■ Stored entries ■
====

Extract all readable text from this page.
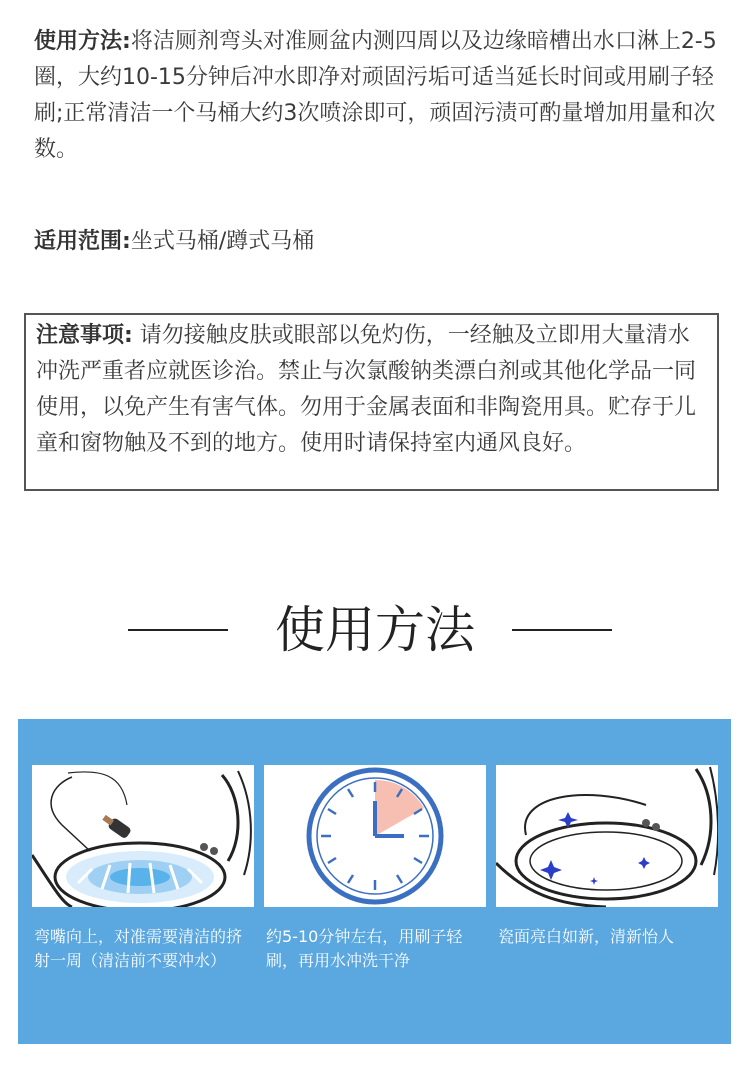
使用方法:将洁厕剂弯头对准厕盆内测四周以及边缘暗槽出水口淋上2-5圈，大约10-15分钟后冲水即净对顽固污垢可适当延长时间或用刷子轻刷;正常清洁一个马桶大约3次喷涂即可，顽固污渍可酌量增加用量和次数。

适用范围:坐式马桶/蹲式马桶

注意事项: 请勿接触皮肤或眼部以免灼伤，一经触及立即用大量清水冲洗严重者应就医诊治。禁止与次氯酸钠类漂白剂或其他化学品一同使用，以免产生有害气体。勿用于金属表面和非陶瓷用具。贮存于儿童和窗物触及不到的地方。使用时请保持室内通风良好。

使用方法
弯嘴向上，对准需要清洁的挤射一周（清洁前不要冲水）
约5-10分钟左右，用刷子轻刷，再用水冲洗干净
瓷面亮白如新，清新怡人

====

■ Directive ■
An exact transcription of all the entries is required, without the pictures.

■ Expected answer ■
Extract all readable text from this page.
使用方法:将洁厕剂弯头对准厕盆内测四周以及边缘暗槽出水口淋上2-5圈，大约10-15分钟后冲水即净对顽固污垢可适当延长时间或用刷子轻刷;正常清洁一个马桶大约3次喷涂即可，顽固污渍可酌量增加用量和次数。

适用范围:坐式马桶/蹲式马桶

注意事项: 请勿接触皮肤或眼部以免灼伤，一经触及立即用大量清水冲洗严重者应就医诊治。禁止与次氯酸钠类漂白剂或其他化学品一同使用，以免产生有害气体。勿用于金属表面和非陶瓷用具。贮存于儿童和窗物触及不到的地方。使用时请保持室内通风良好。

使用方法
弯嘴向上，对准需要清洁的挤射一周（清洁前不要冲水）
约5-10分钟左右，用刷子轻刷，再用水冲洗干净
瓷面亮白如新，清新怡人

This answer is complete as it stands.